[START Material to process]
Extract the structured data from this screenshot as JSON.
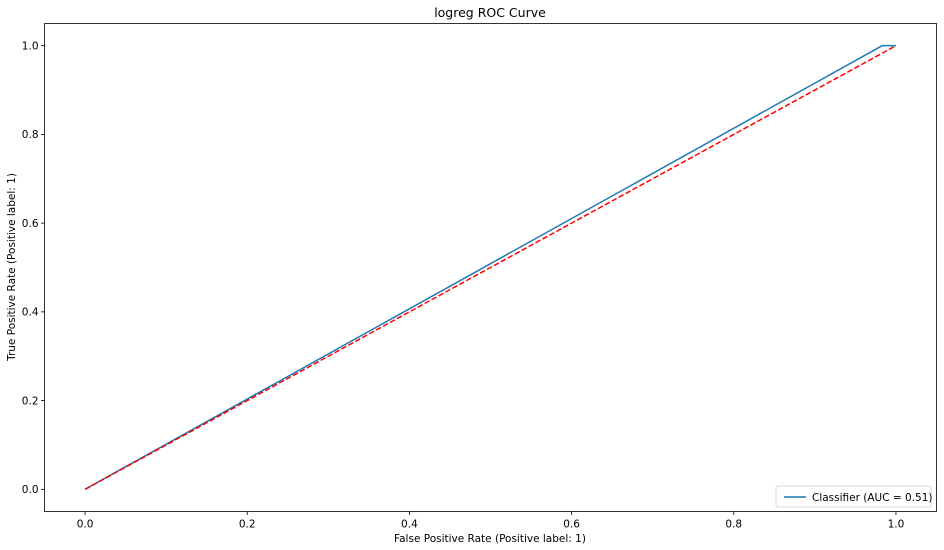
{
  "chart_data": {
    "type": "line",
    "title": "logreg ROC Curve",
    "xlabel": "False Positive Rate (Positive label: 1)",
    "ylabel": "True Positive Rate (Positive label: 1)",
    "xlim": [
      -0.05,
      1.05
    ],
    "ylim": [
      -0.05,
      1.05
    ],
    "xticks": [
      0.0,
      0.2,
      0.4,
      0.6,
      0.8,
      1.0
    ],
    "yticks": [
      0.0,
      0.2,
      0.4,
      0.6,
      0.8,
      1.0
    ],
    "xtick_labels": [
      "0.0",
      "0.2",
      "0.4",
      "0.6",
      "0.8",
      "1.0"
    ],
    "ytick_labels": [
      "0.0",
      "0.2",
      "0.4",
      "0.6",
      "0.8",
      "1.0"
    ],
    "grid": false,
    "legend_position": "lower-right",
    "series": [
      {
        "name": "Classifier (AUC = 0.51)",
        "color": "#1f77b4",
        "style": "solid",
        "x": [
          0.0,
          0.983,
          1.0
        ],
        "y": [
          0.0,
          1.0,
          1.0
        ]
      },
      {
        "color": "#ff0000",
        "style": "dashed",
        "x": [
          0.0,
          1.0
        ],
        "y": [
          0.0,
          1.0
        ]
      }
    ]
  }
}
[END Material to process]
[START Material to process]
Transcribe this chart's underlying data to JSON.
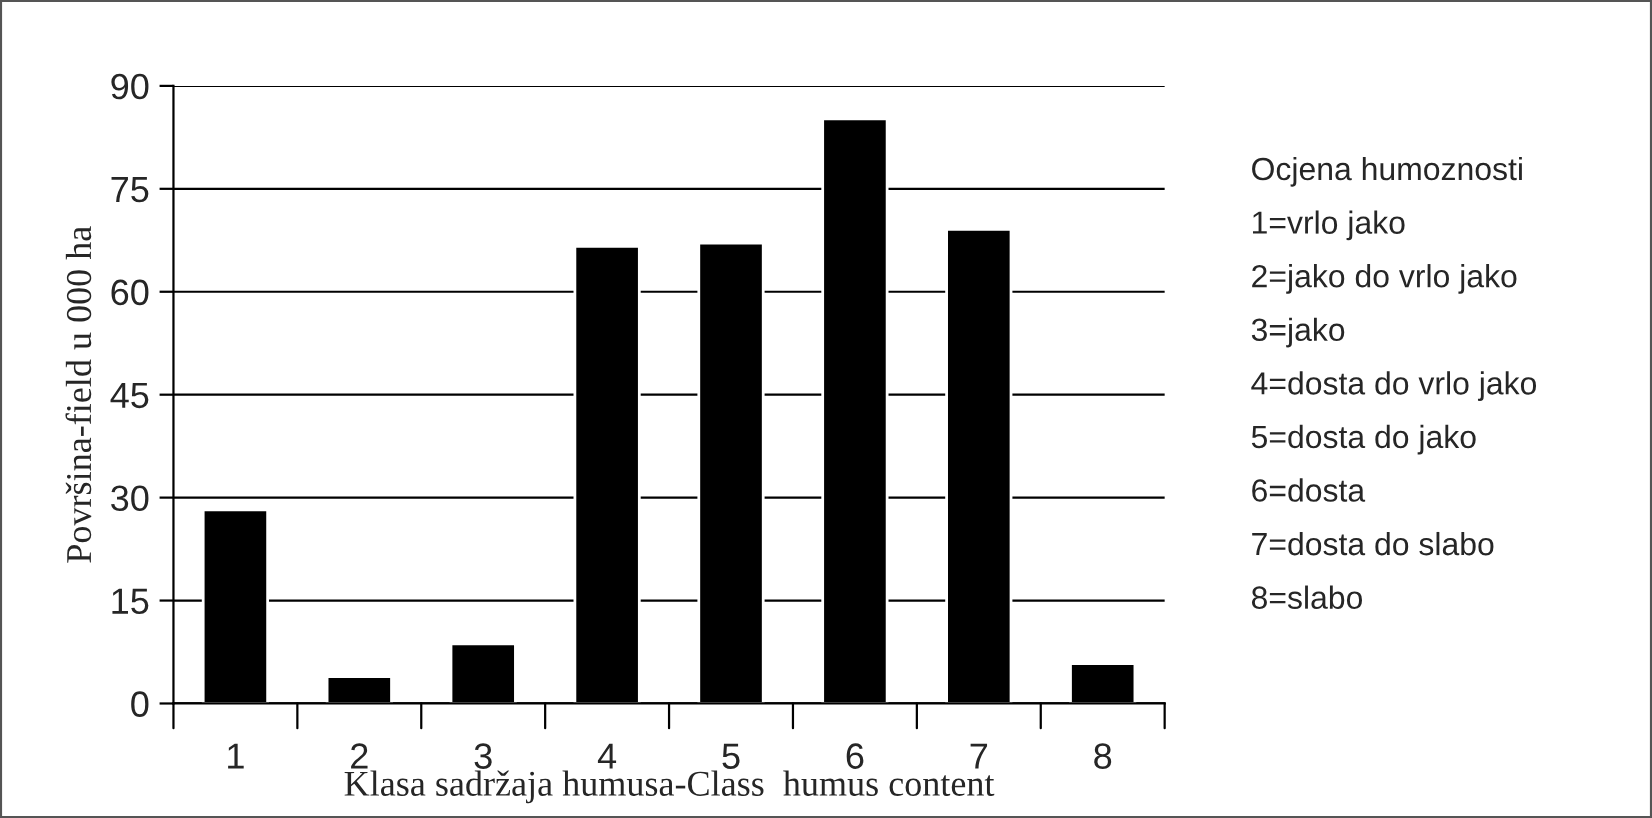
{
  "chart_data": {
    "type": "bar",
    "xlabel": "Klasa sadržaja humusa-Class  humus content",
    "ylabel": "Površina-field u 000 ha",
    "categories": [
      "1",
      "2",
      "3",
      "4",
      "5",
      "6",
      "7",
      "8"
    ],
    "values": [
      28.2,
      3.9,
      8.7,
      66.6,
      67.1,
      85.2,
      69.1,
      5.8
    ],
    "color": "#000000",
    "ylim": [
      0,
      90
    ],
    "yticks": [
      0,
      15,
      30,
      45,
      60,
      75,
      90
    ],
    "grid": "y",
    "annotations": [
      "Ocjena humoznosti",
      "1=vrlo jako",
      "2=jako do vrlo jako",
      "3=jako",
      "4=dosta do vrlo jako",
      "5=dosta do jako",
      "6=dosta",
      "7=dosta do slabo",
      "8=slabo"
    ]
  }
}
[END Material to process]
■ **Aim of the exercise**
Copy out every line of the data that includes "vrlo".

■ **Task answer**
      "1=vrlo jako",
      "2=jako do vrlo jako",
      "4=dosta do vrlo jako",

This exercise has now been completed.